▶ Records provided:
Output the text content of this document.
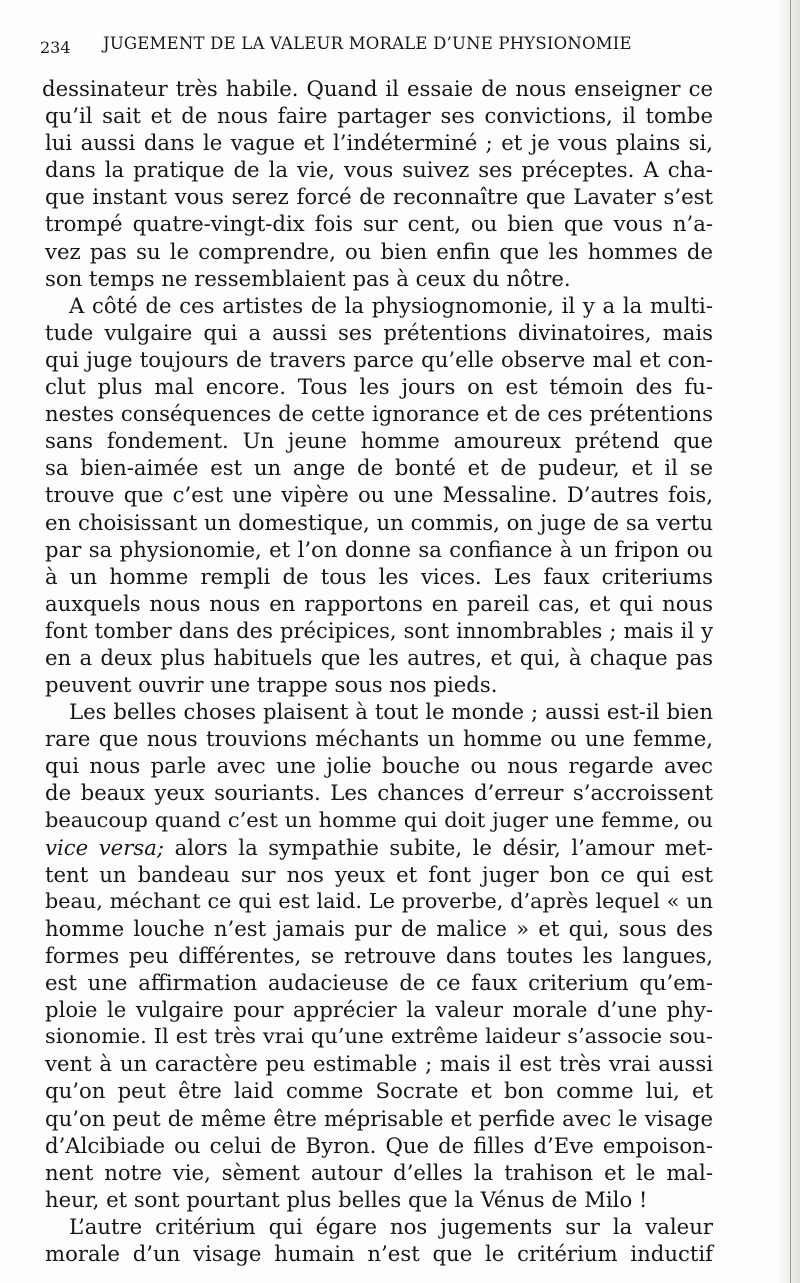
234 JUGEMENT DE LA VALEUR MORALE D’UNE PHYSIONOMIE
dessinateur très habile. Quand il essaie de nous enseigner ce
qu’il sait et de nous faire partager ses convictions, il tombe
lui aussi dans le vague et l’indéterminé ; et je vous plains si,
dans la pratique de la vie, vous suivez ses préceptes. A cha-
que instant vous serez forcé de reconnaître que Lavater s’est
trompé quatre-vingt-dix fois sur cent, ou bien que vous n’a-
vez pas su le comprendre, ou bien enfin que les hommes de
son temps ne ressemblaient pas à ceux du nôtre.
A côté de ces artistes de la physiognomonie, il y a la multi-
tude vulgaire qui a aussi ses prétentions divinatoires, mais
qui juge toujours de travers parce qu’elle observe mal et con-
clut plus mal encore. Tous les jours on est témoin des fu-
nestes conséquences de cette ignorance et de ces prétentions
sans fondement. Un jeune homme amoureux prétend que
sa bien-aimée est un ange de bonté et de pudeur, et il se
trouve que c’est une vipère ou une Messaline. D’autres fois,
en choisissant un domestique, un commis, on juge de sa vertu
par sa physionomie, et l’on donne sa confiance à un fripon ou
à un homme rempli de tous les vices. Les faux criteriums
auxquels nous nous en rapportons en pareil cas, et qui nous
font tomber dans des précipices, sont innombrables ; mais il y
en a deux plus habituels que les autres, et qui, à chaque pas
peuvent ouvrir une trappe sous nos pieds.
Les belles choses plaisent à tout le monde ; aussi est-il bien
rare que nous trouvions méchants un homme ou une femme,
qui nous parle avec une jolie bouche ou nous regarde avec
de beaux yeux souriants. Les chances d’erreur s’accroissent
beaucoup quand c’est un homme qui doit juger une femme, ou
vice versa; alors la sympathie subite, le désir, l’amour met-
tent un bandeau sur nos yeux et font juger bon ce qui est
beau, méchant ce qui est laid. Le proverbe, d’après lequel « un
homme louche n’est jamais pur de malice » et qui, sous des
formes peu différentes, se retrouve dans toutes les langues,
est une affirmation audacieuse de ce faux criterium qu’em-
ploie le vulgaire pour apprécier la valeur morale d’une phy-
sionomie. Il est très vrai qu’une extrême laideur s’associe sou-
vent à un caractère peu estimable ; mais il est très vrai aussi
qu’on peut être laid comme Socrate et bon comme lui, et
qu’on peut de même être méprisable et perfide avec le visage
d’Alcibiade ou celui de Byron. Que de filles d’Eve empoison-
nent notre vie, sèment autour d’elles la trahison et le mal-
heur, et sont pourtant plus belles que la Vénus de Milo !
L’autre critérium qui égare nos jugements sur la valeur
morale d’un visage humain n’est que le critérium inductif
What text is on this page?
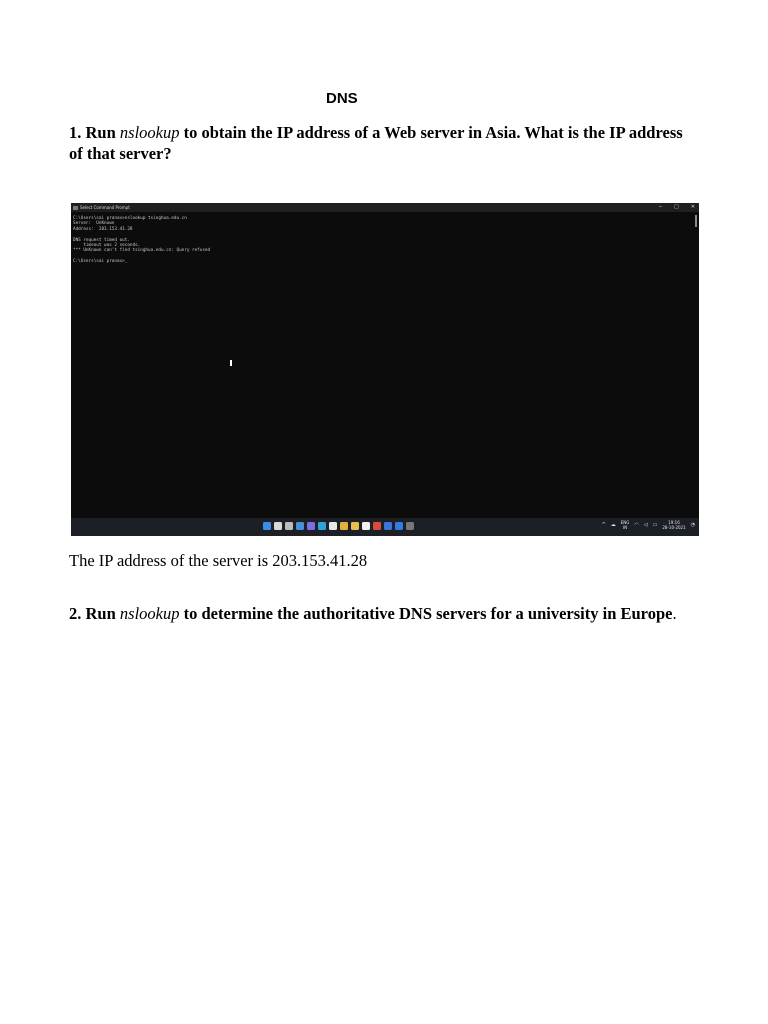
DNS
1. Run nslookup to obtain the IP address of a Web server in Asia. What is the IP address of that server?
Select Command Prompt	─ □ ✕
C:\Users\sai pranav>nslookup tsinghua.edu.cn
Server:  UnKnown
Address:  203.153.41.28

DNS request timed out.
timeout was 2 seconds.
*** UnKnown can't find tsinghua.edu.cn: Query refused

C:\Users\sai pranav>_
^ ☁ ENG
IN ◠ ◁ ▭	19:16
28-10-2021 ◔
The IP address of the server is 203.153.41.28
2. Run nslookup to determine the authoritative DNS servers for a university in Europe.
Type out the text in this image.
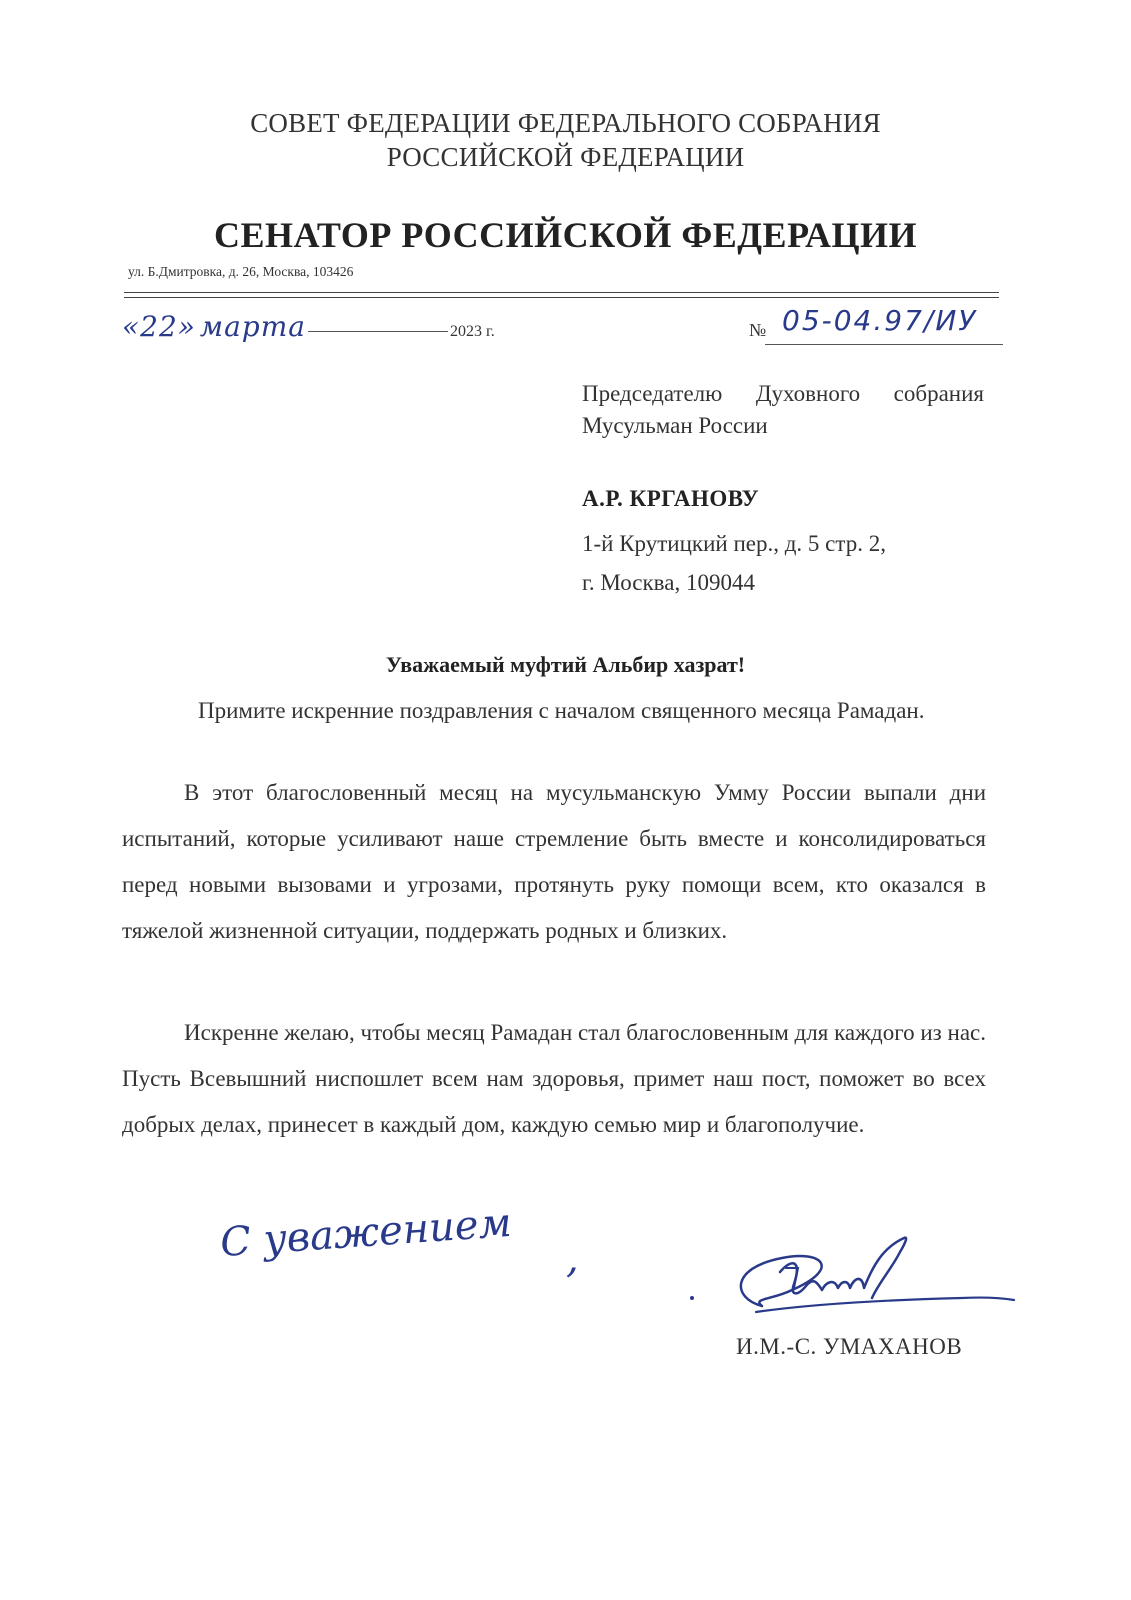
СОВЕТ ФЕДЕРАЦИИ ФЕДЕРАЛЬНОГО СОБРАНИЯ
РОССИЙСКОЙ ФЕДЕРАЦИИ
СЕНАТОР РОССИЙСКОЙ ФЕДЕРАЦИИ
ул. Б.Дмитровка, д. 26, Москва, 103426
«22» марта	2023 г.	№ 05-04.97/ИУ
Председателю Духовного собрания Мусульман России
А.Р. КРГАНОВУ
1-й Крутицкий пер., д. 5 стр. 2,
г. Москва, 109044
Уважаемый муфтий Альбир хазрат!
Примите искренние поздравления с началом священного месяца Рамадан.
В этот благословенный месяц на мусульманскую Умму России выпали дни испытаний, которые усиливают наше стремление быть вместе и консолидироваться перед новыми вызовами и угрозами, протянуть руку помощи всем, кто оказался в тяжелой жизненной ситуации, поддержать родных и близких.
Искренне желаю, чтобы месяц Рамадан стал благословенным для каждого из нас. Пусть Всевышний ниспошлет всем нам здоровья, примет наш пост, поможет во всех добрых делах, принесет в каждый дом, каждую семью мир и благополучие.
С уважением ,
И.М.-С. УМАХАНОВ
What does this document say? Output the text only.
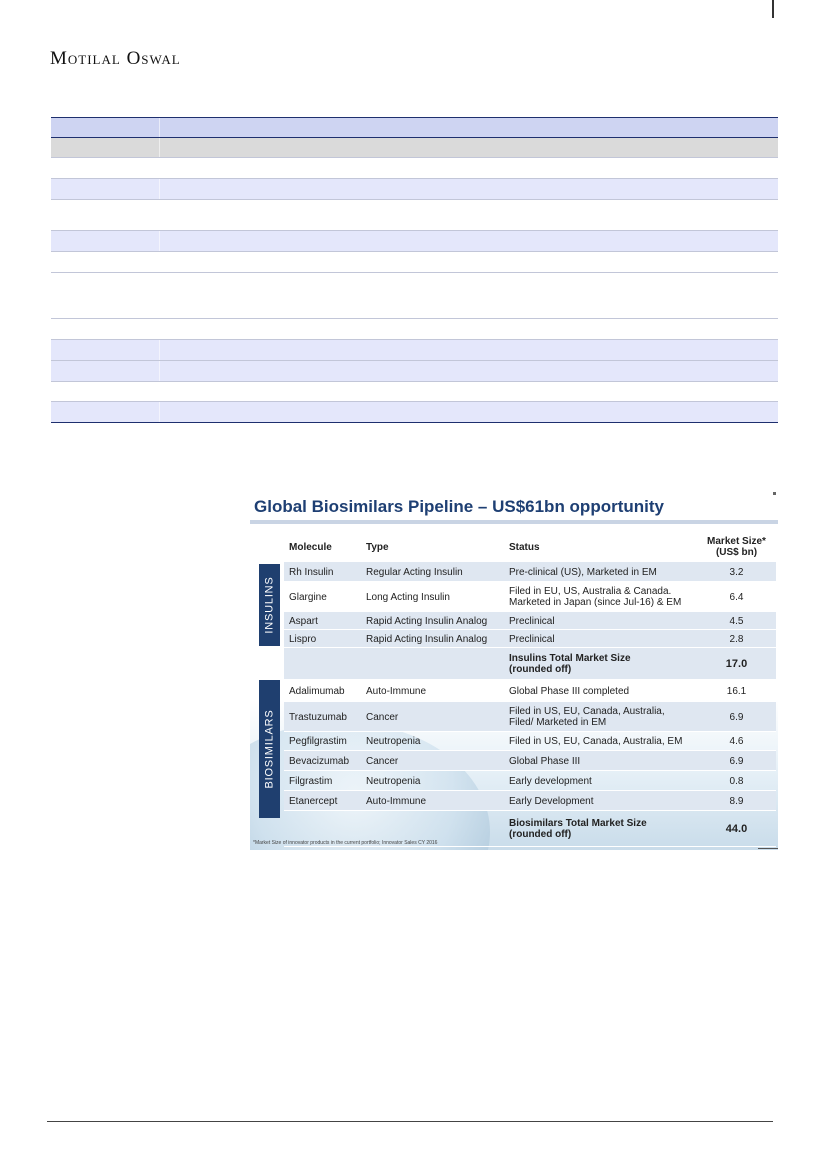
Motilal Oswal
Global Biosimilars Pipeline – US$61bn opportunity
INSULINS
BIOSIMILARS
Molecule	Type	Status	Market Size*
(US$ bn)
Rh Insulin	Regular Acting Insulin	Pre-clinical (US), Marketed in EM	3.2
Glargine	Long Acting Insulin	Filed in EU, US, Australia & Canada.
Marketed in Japan (since Jul-16) & EM	6.4
Aspart	Rapid Acting Insulin Analog	Preclinical	4.5
Lispro	Rapid Acting Insulin Analog	Preclinical	2.8
Insulins Total Market Size
(rounded off)	17.0
Adalimumab	Auto-Immune	Global Phase III completed	16.1
Trastuzumab	Cancer	Filed in US, EU, Canada, Australia,
Filed/ Marketed in EM	6.9
Pegfilgrastim	Neutropenia	Filed in US, EU, Canada, Australia, EM	4.6
Bevacizumab	Cancer	Global Phase III	6.9
Filgrastim	Neutropenia	Early development	0.8
Etanercept	Auto-Immune	Early Development	8.9
Biosimilars Total Market Size
(rounded off)	44.0
*Market Size of innovator products in the current portfolio; Innovator Sales CY 2016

▶ Work required: Copy the whole of the material above exactly, but not its images.

▶ Right answer:
Output the text content of this document.
234 JUGEMENT DE LA VALEUR MORALE D’UNE PHYSIONOMIE
dessinateur très habile. Quand il essaie de nous enseigner ce
qu’il sait et de nous faire partager ses convictions, il tombe
lui aussi dans le vague et l’indéterminé ; et je vous plains si,
dans la pratique de la vie, vous suivez ses préceptes. A cha-
que instant vous serez forcé de reconnaître que Lavater s’est
trompé quatre-vingt-dix fois sur cent, ou bien que vous n’a-
vez pas su le comprendre, ou bien enfin que les hommes de
son temps ne ressemblaient pas à ceux du nôtre.
A côté de ces artistes de la physiognomonie, il y a la multi-
tude vulgaire qui a aussi ses prétentions divinatoires, mais
qui juge toujours de travers parce qu’elle observe mal et con-
clut plus mal encore. Tous les jours on est témoin des fu-
nestes conséquences de cette ignorance et de ces prétentions
sans fondement. Un jeune homme amoureux prétend que
sa bien-aimée est un ange de bonté et de pudeur, et il se
trouve que c’est une vipère ou une Messaline. D’autres fois,
en choisissant un domestique, un commis, on juge de sa vertu
par sa physionomie, et l’on donne sa confiance à un fripon ou
à un homme rempli de tous les vices. Les faux criteriums
auxquels nous nous en rapportons en pareil cas, et qui nous
font tomber dans des précipices, sont innombrables ; mais il y
en a deux plus habituels que les autres, et qui, à chaque pas
peuvent ouvrir une trappe sous nos pieds.
Les belles choses plaisent à tout le monde ; aussi est-il bien
rare que nous trouvions méchants un homme ou une femme,
qui nous parle avec une jolie bouche ou nous regarde avec
de beaux yeux souriants. Les chances d’erreur s’accroissent
beaucoup quand c’est un homme qui doit juger une femme, ou
vice versa; alors la sympathie subite, le désir, l’amour met-
tent un bandeau sur nos yeux et font juger bon ce qui est
beau, méchant ce qui est laid. Le proverbe, d’après lequel « un
homme louche n’est jamais pur de malice » et qui, sous des
formes peu différentes, se retrouve dans toutes les langues,
est une affirmation audacieuse de ce faux criterium qu’em-
ploie le vulgaire pour apprécier la valeur morale d’une phy-
sionomie. Il est très vrai qu’une extrême laideur s’associe sou-
vent à un caractère peu estimable ; mais il est très vrai aussi
qu’on peut être laid comme Socrate et bon comme lui, et
qu’on peut de même être méprisable et perfide avec le visage
d’Alcibiade ou celui de Byron. Que de filles d’Eve empoison-
nent notre vie, sèment autour d’elles la trahison et le mal-
heur, et sont pourtant plus belles que la Vénus de Milo !
L’autre critérium qui égare nos jugements sur la valeur
morale d’un visage humain n’est que le critérium inductif
What text is on this page?
DNS
1. Run nslookup to obtain the IP address of a Web server in Asia. What is the IP address of that server?
Select Command Prompt	─ □ ✕
C:\Users\sai pranav>nslookup tsinghua.edu.cn
Server:  UnKnown
Address:  203.153.41.28

DNS request timed out.
timeout was 2 seconds.
*** UnKnown can't find tsinghua.edu.cn: Query refused

C:\Users\sai pranav>_
^ ☁ ENG
IN ◠ ◁ ▭	19:16
28-10-2021 ◔
The IP address of the server is 203.153.41.28
2. Run nslookup to determine the authoritative DNS servers for a university in Europe.
Type out the text in this image.
СОВЕТ ФЕДЕРАЦИИ ФЕДЕРАЛЬНОГО СОБРАНИЯ
РОССИЙСКОЙ ФЕДЕРАЦИИ
СЕНАТОР РОССИЙСКОЙ ФЕДЕРАЦИИ
ул. Б.Дмитровка, д. 26, Москва, 103426
«22» марта	2023 г.	№ 05-04.97/ИУ
Председателю Духовного собрания Мусульман России
А.Р. КРГАНОВУ
1-й Крутицкий пер., д. 5 стр. 2,
г. Москва, 109044
Уважаемый муфтий Альбир хазрат!
Примите искренние поздравления с началом священного месяца Рамадан.
В этот благословенный месяц на мусульманскую Умму России выпали дни испытаний, которые усиливают наше стремление быть вместе и консолидироваться перед новыми вызовами и угрозами, протянуть руку помощи всем, кто оказался в тяжелой жизненной ситуации, поддержать родных и близких.
Искренне желаю, чтобы месяц Рамадан стал благословенным для каждого из нас. Пусть Всевышний ниспошлет всем нам здоровья, примет наш пост, поможет во всех добрых делах, принесет в каждый дом, каждую семью мир и благополучие.
С уважением ,
И.М.-С. УМАХАНОВ
What does this document say? Output the text only.
Motilal Oswal
Global Biosimilars Pipeline – US$61bn opportunity
INSULINS
BIOSIMILARS
Molecule	Type	Status	Market Size*
(US$ bn)
Rh Insulin	Regular Acting Insulin	Pre-clinical (US), Marketed in EM	3.2
Glargine	Long Acting Insulin	Filed in EU, US, Australia & Canada.
Marketed in Japan (since Jul-16) & EM	6.4
Aspart	Rapid Acting Insulin Analog	Preclinical	4.5
Lispro	Rapid Acting Insulin Analog	Preclinical	2.8
Insulins Total Market Size
(rounded off)	17.0
Adalimumab	Auto-Immune	Global Phase III completed	16.1
Trastuzumab	Cancer	Filed in US, EU, Canada, Australia,
Filed/ Marketed in EM	6.9
Pegfilgrastim	Neutropenia	Filed in US, EU, Canada, Australia, EM	4.6
Bevacizumab	Cancer	Global Phase III	6.9
Filgrastim	Neutropenia	Early development	0.8
Etanercept	Auto-Immune	Early Development	8.9
Biosimilars Total Market Size
(rounded off)	44.0
*Market Size of innovator products in the current portfolio; Innovator Sales CY 2016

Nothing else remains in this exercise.